Which lines below hold the word "parameter"? Report each one.

### EXERCISE INPUTS ###

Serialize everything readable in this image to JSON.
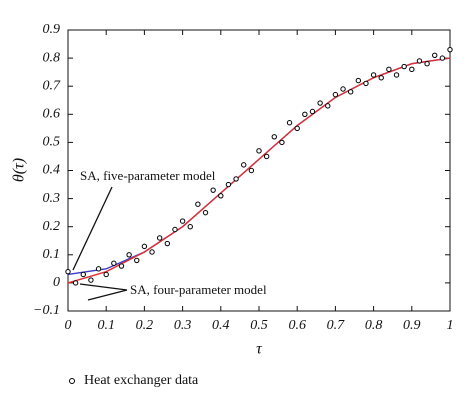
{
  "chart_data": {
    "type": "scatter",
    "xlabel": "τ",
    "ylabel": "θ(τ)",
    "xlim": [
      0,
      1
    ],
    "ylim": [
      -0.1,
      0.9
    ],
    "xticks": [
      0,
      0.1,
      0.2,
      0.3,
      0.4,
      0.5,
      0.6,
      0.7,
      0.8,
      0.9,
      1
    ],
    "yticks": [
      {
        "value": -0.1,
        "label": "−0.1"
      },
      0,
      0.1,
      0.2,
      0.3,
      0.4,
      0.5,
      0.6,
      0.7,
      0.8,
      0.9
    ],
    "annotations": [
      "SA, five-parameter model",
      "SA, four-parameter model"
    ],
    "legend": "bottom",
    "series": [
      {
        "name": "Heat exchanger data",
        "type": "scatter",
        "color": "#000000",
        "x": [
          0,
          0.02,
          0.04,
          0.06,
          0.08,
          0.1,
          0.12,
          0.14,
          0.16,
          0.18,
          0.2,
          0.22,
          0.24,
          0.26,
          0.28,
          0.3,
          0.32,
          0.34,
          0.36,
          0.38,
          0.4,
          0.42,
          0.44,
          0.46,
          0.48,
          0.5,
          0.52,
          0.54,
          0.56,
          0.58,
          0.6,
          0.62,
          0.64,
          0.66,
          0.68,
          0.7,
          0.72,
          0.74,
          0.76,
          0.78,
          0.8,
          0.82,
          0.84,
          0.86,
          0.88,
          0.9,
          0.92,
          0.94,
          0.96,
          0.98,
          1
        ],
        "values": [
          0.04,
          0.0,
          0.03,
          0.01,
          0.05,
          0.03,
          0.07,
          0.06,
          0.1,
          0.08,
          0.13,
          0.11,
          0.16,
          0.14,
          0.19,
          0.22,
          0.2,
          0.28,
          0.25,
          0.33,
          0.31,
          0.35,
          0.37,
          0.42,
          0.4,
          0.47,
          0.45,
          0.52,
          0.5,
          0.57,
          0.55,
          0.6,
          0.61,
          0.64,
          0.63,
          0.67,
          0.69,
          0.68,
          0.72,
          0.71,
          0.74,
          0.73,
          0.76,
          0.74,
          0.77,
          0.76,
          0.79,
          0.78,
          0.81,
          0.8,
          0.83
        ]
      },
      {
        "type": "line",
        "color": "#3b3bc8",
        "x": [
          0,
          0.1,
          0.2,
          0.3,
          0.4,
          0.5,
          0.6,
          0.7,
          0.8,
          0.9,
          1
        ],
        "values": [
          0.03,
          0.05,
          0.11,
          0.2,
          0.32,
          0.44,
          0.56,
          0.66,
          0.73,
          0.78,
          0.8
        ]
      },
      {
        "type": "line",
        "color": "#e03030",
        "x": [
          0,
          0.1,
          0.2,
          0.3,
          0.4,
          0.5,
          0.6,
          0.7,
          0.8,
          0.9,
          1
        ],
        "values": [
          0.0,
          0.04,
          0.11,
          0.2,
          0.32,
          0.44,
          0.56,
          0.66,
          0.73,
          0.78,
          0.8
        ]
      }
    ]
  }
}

###
### EXERCISE INPUTS ###

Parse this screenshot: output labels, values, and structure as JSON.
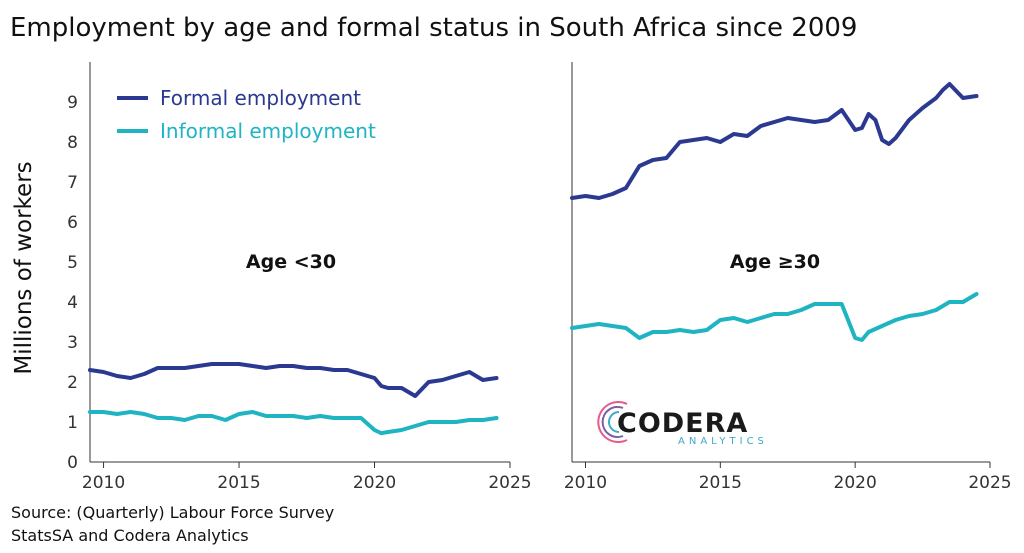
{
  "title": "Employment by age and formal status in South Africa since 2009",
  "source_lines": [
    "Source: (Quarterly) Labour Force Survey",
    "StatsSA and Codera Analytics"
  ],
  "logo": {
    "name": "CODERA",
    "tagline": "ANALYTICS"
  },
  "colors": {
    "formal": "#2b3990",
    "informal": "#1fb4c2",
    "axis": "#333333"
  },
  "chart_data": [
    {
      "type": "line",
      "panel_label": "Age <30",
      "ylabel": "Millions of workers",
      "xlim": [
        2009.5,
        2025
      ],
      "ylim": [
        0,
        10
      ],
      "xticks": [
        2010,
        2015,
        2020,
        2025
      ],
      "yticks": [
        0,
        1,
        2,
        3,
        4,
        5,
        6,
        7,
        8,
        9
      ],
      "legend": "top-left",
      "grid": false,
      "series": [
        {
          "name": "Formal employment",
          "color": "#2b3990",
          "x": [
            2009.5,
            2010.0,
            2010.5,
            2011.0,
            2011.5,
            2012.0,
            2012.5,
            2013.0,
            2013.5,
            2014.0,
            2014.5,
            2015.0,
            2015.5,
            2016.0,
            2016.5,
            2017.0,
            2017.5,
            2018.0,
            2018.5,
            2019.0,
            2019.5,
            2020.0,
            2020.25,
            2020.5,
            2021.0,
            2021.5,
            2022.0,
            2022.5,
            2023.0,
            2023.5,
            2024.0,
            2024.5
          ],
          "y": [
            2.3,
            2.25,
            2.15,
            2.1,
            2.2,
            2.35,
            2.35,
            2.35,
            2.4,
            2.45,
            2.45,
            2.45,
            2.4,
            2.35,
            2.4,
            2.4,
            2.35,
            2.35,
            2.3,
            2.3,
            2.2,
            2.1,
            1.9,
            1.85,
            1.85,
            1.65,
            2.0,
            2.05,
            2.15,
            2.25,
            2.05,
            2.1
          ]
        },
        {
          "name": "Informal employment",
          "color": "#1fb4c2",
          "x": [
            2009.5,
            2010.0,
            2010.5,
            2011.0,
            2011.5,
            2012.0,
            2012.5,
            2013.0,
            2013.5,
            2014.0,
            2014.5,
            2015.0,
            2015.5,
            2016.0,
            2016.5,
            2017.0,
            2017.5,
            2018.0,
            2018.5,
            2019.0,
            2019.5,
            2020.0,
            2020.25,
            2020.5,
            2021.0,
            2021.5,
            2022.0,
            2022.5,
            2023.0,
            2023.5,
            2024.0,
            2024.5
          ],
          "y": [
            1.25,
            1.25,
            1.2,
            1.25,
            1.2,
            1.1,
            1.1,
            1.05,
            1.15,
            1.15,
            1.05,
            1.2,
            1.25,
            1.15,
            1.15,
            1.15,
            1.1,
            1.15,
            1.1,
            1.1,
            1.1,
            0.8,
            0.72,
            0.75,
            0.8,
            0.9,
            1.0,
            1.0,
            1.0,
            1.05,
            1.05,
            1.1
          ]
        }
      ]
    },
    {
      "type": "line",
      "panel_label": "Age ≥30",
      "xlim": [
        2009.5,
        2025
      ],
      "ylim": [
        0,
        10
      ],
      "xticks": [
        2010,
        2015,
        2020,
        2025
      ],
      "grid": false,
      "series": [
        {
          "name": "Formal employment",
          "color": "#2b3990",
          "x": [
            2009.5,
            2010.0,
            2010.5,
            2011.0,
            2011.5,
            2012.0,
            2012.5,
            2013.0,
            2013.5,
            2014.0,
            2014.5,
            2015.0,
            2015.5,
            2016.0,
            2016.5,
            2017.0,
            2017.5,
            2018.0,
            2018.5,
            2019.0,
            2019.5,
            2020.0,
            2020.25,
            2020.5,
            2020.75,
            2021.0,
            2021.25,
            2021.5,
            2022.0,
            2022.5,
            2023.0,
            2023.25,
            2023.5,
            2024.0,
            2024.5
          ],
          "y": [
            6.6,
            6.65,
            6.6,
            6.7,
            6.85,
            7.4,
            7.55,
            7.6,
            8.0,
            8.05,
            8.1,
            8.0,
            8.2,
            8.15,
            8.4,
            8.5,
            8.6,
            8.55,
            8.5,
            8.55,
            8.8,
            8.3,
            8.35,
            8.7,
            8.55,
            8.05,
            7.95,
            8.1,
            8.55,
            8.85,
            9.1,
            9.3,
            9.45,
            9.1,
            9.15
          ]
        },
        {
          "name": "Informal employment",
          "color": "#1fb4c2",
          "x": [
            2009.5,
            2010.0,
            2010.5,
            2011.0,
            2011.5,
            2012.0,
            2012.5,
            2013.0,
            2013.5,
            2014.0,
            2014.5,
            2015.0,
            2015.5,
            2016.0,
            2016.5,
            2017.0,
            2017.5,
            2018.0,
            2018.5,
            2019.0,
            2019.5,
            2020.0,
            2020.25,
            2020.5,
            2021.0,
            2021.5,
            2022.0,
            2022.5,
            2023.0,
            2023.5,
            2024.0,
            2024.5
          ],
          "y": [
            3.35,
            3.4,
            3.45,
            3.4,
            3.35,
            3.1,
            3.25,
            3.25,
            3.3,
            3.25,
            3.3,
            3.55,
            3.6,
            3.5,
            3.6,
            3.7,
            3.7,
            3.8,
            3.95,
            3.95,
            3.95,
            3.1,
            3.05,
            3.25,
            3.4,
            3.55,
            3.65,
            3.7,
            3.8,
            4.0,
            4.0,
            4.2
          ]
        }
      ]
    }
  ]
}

###
### EXERCISE INPUTS ###

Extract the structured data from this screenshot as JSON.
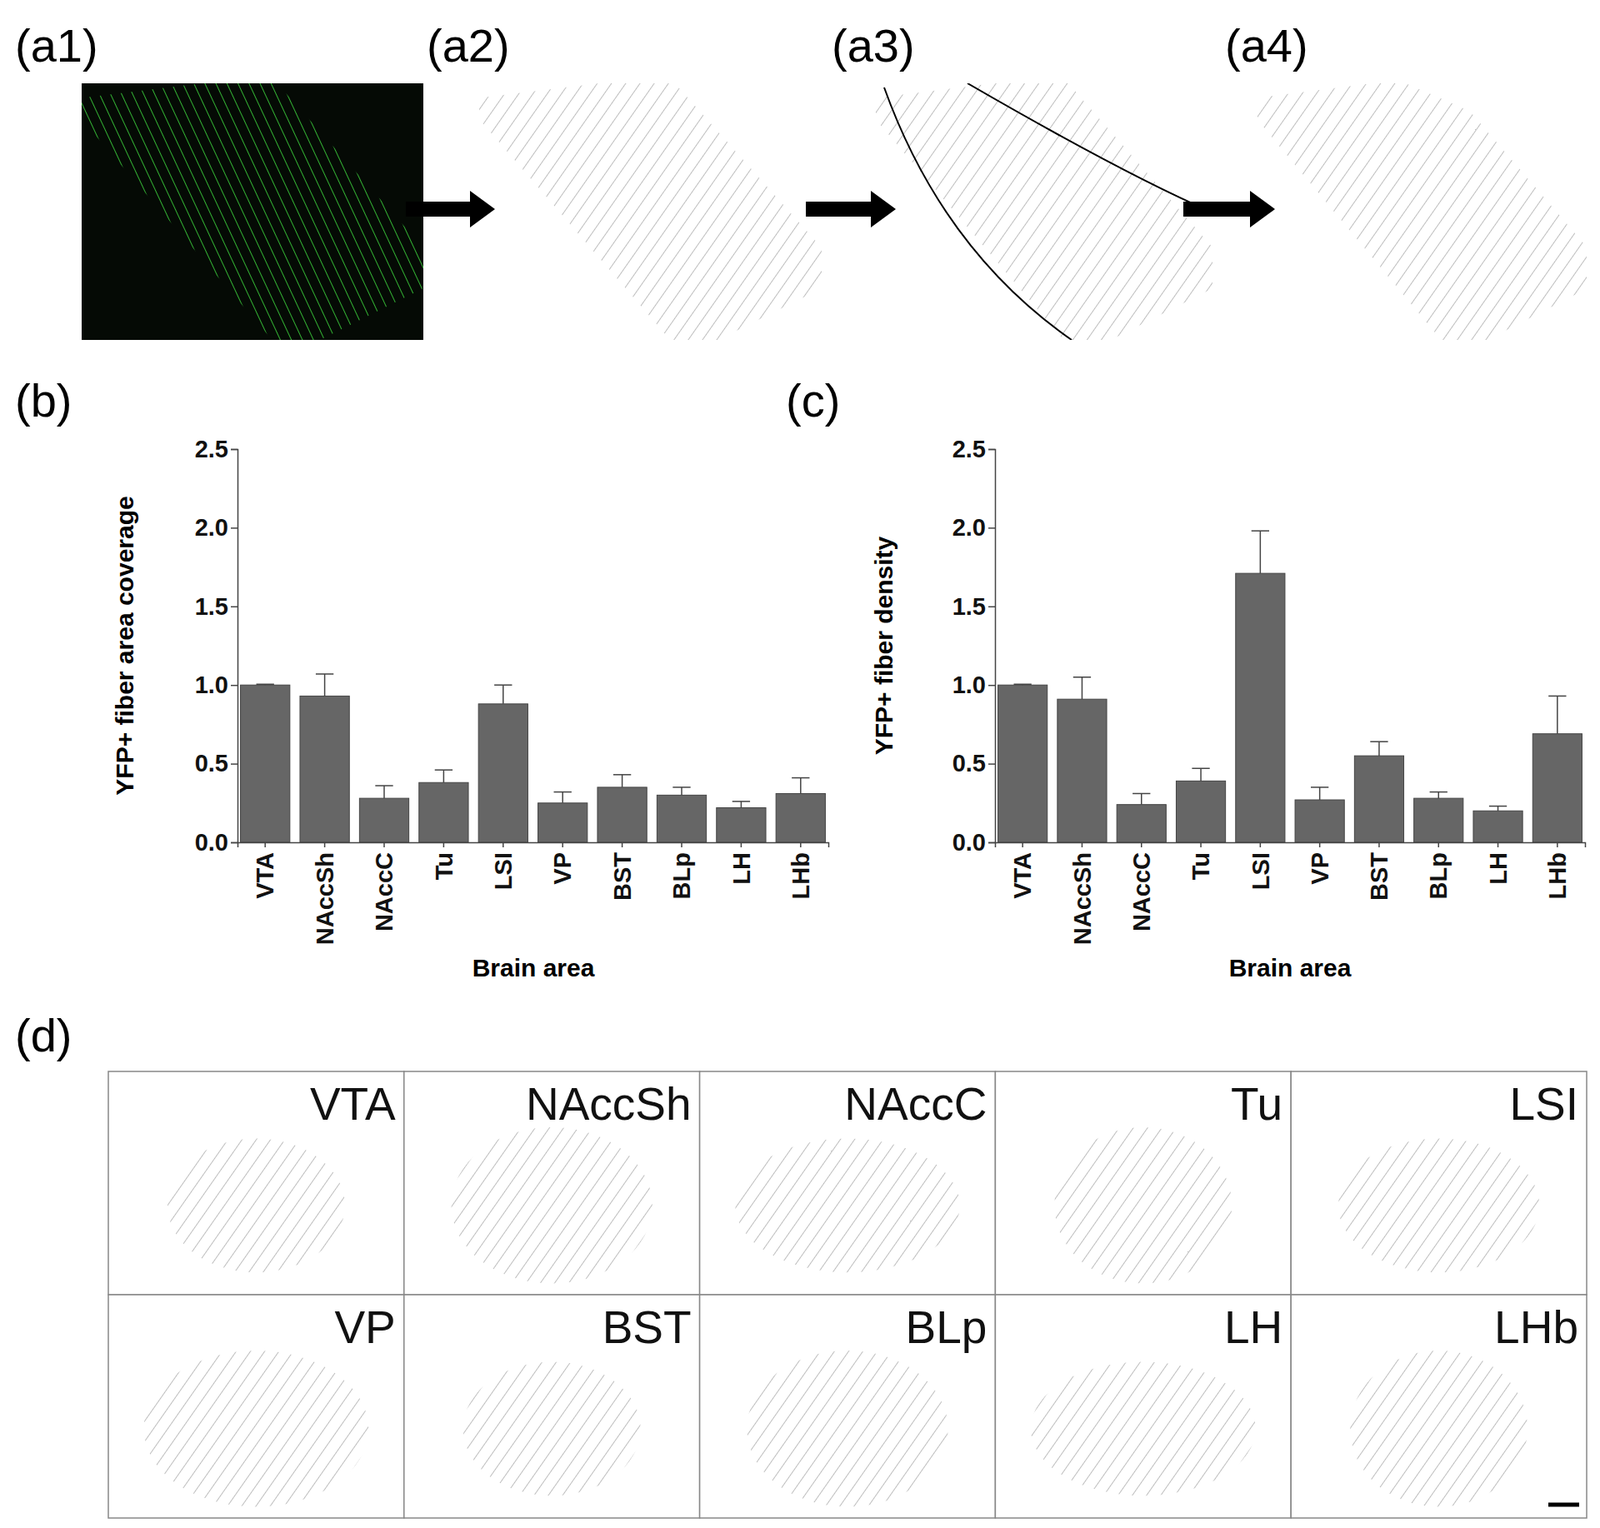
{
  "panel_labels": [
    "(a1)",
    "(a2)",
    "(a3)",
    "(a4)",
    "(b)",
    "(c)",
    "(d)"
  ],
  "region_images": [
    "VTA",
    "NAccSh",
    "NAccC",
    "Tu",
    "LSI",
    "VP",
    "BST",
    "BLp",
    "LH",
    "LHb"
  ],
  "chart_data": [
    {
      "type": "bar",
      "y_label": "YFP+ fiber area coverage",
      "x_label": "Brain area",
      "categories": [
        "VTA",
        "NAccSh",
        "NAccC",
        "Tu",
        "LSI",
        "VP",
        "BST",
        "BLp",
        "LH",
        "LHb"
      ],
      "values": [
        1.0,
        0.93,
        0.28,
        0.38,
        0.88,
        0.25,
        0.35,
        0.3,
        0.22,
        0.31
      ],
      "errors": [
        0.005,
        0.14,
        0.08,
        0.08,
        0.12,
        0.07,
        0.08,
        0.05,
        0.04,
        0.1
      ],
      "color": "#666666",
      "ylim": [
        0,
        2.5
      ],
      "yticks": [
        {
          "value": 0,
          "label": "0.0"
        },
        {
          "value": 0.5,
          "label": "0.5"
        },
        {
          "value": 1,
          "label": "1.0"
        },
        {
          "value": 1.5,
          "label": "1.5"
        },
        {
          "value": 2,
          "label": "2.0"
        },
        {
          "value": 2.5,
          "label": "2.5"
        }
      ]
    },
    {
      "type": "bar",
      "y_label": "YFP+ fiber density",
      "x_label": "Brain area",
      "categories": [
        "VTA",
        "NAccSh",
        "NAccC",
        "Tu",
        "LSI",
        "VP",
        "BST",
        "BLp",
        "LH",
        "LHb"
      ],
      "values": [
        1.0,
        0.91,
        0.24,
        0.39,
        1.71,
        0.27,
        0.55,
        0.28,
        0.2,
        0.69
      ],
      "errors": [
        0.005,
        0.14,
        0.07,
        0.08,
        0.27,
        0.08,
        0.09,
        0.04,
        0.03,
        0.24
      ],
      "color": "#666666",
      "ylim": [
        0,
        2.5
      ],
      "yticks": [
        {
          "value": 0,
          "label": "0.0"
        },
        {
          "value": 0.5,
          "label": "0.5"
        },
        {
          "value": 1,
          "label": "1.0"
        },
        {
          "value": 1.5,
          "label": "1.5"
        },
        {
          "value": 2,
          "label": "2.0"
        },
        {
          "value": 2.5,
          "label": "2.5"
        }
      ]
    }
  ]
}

###

> ANSWER FOR THIS EXERCISE:
      "SA, five-parameter model",
      "SA, four-parameter model"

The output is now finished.